-- EXERCISE PASSAGE follows --

But, I had no trouble in either case.
The first thing I set up was my service, using the familiar bean id and class syntax. From here, I located the constructor injection tag, but decided to come back to it since I thought the static method was going to be ugly. I then created the lightController bean and this is when I found the syntax for the constructor injection tag: constructor-arg. I specified which 0-indexed constructor argument I was supplying and referred it to my service bean. Simple enough. I don’t know whether the index is necessary with only one parameter or not, but hey, it’s working. I’ll figure that out when I need to.
From there, the static thing was surprisingly and pleasantly easy. I don’t know whether Runtime.getRuntime() is actually considered a factory method or not, but by using it in this fashion, I was able to accomplish what I wanted. This is going to come in extremely handy for cases where I have to pull things out of some framework or library static state and I don’t want to take that inline dependency to impede flexibility/testability.
And, really, that was it. I fired this up with my unit tested classes and absolutely nothing happened. I peered at the JSP pages and the javascript in them, realized I had forgotten a comma, fired again, and was dazzled by the lightshow in my house. So kudos to Spring MVC. Easy and flexible is always nice.

-- EXERCISE PASSAGE concluded --
-- DATA EXCERPTS follows --

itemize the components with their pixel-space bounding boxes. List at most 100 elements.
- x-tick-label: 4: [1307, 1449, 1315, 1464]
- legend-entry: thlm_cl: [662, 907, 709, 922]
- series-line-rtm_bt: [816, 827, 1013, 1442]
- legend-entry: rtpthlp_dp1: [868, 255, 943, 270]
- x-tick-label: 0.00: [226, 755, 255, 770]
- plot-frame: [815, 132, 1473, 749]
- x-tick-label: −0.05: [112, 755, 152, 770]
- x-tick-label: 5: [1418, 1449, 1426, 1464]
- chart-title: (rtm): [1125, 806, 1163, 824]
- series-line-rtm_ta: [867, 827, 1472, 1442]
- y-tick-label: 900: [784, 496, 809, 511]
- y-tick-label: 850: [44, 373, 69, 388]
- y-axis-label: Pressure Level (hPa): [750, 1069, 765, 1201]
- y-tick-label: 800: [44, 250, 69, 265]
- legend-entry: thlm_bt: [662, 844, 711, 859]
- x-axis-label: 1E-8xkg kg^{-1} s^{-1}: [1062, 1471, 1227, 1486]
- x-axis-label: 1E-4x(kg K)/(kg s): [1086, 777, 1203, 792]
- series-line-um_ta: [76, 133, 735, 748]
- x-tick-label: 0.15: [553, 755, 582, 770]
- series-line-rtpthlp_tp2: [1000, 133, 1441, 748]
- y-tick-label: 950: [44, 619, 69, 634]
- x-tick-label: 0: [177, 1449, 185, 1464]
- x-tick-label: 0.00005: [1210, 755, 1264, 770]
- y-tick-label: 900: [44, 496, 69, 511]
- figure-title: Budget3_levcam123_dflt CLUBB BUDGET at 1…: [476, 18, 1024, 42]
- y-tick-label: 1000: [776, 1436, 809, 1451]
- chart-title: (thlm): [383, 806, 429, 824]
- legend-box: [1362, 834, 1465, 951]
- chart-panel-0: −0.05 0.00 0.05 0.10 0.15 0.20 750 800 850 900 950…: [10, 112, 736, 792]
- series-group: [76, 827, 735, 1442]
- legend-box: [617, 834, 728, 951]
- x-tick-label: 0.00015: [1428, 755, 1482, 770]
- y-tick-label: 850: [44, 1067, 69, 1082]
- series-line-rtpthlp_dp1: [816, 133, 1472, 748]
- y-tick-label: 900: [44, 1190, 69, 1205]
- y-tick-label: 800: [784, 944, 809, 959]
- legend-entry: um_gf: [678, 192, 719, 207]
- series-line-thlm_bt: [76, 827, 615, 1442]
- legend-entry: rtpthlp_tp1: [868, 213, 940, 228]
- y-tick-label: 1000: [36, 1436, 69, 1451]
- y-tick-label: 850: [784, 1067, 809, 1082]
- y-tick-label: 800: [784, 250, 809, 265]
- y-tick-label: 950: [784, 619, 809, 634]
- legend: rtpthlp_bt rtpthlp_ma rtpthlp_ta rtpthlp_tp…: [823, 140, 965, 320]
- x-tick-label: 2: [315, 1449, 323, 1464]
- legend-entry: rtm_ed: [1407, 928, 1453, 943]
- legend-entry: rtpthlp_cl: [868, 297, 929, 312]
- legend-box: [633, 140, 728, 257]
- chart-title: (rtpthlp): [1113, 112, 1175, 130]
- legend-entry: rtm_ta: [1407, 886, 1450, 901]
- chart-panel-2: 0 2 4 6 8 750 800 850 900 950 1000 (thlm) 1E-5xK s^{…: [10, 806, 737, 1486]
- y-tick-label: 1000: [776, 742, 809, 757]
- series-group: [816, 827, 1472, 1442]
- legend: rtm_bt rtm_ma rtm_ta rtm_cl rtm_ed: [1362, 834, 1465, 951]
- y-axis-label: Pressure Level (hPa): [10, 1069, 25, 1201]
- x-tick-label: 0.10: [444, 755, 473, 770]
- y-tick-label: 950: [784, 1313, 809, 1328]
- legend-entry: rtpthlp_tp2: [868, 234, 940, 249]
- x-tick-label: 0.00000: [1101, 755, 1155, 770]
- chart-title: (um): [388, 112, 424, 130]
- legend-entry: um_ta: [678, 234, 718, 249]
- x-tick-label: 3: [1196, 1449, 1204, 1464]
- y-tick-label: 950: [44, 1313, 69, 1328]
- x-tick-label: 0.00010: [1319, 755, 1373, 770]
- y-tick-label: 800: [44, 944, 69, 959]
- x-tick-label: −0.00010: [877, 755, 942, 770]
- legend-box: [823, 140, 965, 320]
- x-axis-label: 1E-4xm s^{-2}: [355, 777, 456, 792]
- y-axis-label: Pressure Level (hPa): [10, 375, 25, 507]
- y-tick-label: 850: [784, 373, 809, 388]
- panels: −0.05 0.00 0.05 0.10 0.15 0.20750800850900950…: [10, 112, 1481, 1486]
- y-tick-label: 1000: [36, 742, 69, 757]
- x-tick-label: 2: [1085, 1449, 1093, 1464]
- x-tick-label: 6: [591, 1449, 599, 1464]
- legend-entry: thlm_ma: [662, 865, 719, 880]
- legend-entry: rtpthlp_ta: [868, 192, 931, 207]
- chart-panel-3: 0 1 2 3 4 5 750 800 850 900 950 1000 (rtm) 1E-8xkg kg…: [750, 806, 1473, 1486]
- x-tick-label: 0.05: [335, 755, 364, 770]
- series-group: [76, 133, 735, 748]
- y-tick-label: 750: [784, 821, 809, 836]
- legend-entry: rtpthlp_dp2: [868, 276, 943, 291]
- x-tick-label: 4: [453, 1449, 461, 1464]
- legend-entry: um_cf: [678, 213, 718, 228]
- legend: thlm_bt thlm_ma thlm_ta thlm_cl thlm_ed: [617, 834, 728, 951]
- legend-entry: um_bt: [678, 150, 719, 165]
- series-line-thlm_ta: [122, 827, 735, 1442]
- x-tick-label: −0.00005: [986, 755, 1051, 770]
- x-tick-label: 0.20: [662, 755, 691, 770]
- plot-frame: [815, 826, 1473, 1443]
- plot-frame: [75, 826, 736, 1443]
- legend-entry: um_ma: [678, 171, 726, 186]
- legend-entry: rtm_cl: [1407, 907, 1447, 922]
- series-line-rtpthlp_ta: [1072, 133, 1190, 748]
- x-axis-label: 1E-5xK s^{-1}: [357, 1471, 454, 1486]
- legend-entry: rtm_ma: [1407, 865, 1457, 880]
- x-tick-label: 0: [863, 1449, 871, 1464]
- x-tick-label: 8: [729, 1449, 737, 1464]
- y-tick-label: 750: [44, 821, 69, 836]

-- DATA EXCERPTS concluded --

EXERCISE BRIEF = In the text about configuring Spring, list in order each action the writer says he took in the paragraph that begins "The first thing I set up was my service."

RESULT OF THE TASK =
1. Set up the service, using the familiar bean id and class syntax.
2. Located the constructor injection tag, then decided to come back to it.
3. Created the lightController bean and found the syntax for the constructor injection tag: constructor-arg.
4. Specified which 0-indexed constructor argument he was supplying and referred it to the service bean.